=== Text provided ===

--*--

Further criticism was made about the Ultranet being an exclusively closed space. While the Ultranet was designed with online safety as a priority, the lack of modern Web 2.0 tools forced users to embed content from other sources, somewhat undermining the safety and privacy priority. At the time, many schools already had access to other free online learning management systems, including Moodle and Google Apps. Criticism was also made surrounding the lack of options in 'Learning Tasks', where many other rival Learning Management Systems had more modern and flexible solutions.

==2012 Victorian government review of the Ultranet==
In December 2012, the secretary of the Education Department, Richard Bolt, announced that the Victorian government was "looking at the Ultranet in its entirety... It's a fact, and a well-known fact I think, that the level of take-up of the Ultranet has been nothing like what was intended."

--*--

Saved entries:
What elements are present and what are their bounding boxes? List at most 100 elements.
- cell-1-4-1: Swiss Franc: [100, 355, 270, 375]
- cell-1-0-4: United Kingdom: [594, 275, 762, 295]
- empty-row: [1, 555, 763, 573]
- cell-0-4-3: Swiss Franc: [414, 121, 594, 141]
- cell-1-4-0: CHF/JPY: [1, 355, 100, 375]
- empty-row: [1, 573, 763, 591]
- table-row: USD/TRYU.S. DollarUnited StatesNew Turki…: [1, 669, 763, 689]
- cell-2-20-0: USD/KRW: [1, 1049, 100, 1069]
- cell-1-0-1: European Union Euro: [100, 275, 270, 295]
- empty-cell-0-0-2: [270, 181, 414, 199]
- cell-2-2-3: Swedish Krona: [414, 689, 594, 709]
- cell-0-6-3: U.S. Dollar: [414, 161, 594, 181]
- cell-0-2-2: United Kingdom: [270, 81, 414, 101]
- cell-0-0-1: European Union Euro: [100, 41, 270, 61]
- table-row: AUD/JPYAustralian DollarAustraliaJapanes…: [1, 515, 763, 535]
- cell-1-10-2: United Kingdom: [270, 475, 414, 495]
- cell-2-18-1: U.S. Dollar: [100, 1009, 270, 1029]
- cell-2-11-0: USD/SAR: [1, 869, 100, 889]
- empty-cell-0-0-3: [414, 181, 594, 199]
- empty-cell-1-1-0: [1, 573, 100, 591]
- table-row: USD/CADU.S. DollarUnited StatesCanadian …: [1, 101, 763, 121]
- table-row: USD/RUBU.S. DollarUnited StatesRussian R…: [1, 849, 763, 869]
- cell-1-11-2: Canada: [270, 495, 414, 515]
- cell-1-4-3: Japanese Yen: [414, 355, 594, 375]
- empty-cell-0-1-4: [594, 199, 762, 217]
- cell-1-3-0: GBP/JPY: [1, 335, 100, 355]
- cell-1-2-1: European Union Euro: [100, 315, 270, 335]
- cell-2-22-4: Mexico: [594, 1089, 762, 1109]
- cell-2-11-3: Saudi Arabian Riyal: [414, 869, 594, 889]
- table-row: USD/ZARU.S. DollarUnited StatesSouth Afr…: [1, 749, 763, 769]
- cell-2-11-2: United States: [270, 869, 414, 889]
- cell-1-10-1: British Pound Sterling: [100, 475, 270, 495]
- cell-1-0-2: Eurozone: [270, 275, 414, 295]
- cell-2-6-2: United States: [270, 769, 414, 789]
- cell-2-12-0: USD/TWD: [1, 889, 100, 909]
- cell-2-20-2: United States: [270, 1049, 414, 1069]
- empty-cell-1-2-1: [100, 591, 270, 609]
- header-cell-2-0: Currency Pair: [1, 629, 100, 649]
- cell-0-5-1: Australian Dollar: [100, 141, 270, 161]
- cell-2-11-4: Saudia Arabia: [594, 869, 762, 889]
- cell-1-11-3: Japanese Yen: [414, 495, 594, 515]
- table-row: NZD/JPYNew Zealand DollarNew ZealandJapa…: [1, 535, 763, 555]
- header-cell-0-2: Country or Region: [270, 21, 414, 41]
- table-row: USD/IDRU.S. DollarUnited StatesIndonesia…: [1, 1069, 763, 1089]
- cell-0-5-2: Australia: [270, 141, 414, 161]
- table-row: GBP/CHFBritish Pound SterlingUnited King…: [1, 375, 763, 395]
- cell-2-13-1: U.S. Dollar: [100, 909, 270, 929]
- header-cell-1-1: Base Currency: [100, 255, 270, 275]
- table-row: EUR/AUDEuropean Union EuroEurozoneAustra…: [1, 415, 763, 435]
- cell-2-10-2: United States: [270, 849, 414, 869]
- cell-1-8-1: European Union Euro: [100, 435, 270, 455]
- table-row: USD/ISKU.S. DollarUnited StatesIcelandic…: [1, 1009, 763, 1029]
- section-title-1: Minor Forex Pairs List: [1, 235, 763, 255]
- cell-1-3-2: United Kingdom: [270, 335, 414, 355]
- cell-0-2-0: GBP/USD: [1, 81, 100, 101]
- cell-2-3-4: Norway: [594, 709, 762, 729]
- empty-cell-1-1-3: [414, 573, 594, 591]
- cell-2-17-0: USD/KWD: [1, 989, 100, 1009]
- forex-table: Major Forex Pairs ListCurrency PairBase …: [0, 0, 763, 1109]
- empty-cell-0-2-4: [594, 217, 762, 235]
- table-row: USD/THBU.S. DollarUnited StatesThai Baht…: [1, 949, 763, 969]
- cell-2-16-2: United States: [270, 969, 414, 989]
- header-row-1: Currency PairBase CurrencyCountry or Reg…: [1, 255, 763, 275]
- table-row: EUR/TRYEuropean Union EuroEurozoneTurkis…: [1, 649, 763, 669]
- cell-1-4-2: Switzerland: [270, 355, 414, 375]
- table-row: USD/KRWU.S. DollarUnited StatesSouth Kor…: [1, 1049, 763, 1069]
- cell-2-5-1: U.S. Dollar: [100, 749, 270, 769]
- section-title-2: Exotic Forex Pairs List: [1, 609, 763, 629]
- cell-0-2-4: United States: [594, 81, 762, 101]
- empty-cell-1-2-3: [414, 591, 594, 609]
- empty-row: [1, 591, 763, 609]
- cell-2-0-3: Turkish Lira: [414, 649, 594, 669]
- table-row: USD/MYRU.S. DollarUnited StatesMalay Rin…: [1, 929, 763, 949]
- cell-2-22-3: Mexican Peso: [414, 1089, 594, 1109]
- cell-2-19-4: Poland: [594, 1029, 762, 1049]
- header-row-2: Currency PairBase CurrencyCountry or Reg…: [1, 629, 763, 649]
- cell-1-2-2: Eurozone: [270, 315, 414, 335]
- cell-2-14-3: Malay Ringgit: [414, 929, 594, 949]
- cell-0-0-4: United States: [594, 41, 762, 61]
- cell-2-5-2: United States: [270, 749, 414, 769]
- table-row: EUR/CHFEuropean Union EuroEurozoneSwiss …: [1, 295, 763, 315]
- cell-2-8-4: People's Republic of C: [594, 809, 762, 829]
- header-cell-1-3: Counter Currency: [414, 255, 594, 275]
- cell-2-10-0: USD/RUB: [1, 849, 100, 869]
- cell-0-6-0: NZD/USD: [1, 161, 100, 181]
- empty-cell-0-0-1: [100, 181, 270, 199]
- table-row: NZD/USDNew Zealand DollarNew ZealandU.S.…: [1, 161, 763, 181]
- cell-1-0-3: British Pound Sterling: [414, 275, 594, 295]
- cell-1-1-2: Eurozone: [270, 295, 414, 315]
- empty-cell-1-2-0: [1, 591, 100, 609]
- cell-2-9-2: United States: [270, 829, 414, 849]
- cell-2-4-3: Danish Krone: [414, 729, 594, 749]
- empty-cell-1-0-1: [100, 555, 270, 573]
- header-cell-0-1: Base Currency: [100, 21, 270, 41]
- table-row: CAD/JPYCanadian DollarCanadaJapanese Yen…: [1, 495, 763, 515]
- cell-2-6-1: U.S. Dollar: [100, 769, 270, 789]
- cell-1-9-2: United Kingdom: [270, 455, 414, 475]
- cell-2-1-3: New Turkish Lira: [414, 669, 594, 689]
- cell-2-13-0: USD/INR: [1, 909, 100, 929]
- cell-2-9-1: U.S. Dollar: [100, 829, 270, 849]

--*--

=== Task item A ===
According to the Ultranet text, who was secretary of the Education Department in December 2012?
=== Task item B ===
List every criticism of the Ultranet that the first paragraph of the Ultranet text says was made.
=== Task item C ===
In the Ultranet text, rewrite the paragraph beginning "In December 2012, the secretary" in one shorter sentence that keeps its main facts.

=== Written reply A ===
Richard Bolt

=== Written reply B ===
- It was an exclusively closed space.
- It lacked modern Web 2.0 tools, which forced users to embed content from other sources and somewhat undermined its safety and privacy priority.
- It lacked options in 'Learning Tasks', where many rival Learning Management Systems had more modern and flexible solutions.

=== Written reply C ===
In December 2012, Education Department secretary Richard Bolt announced that the Victorian government was reviewing the entire Ultranet and noted that its take-up had fallen far short of what was intended.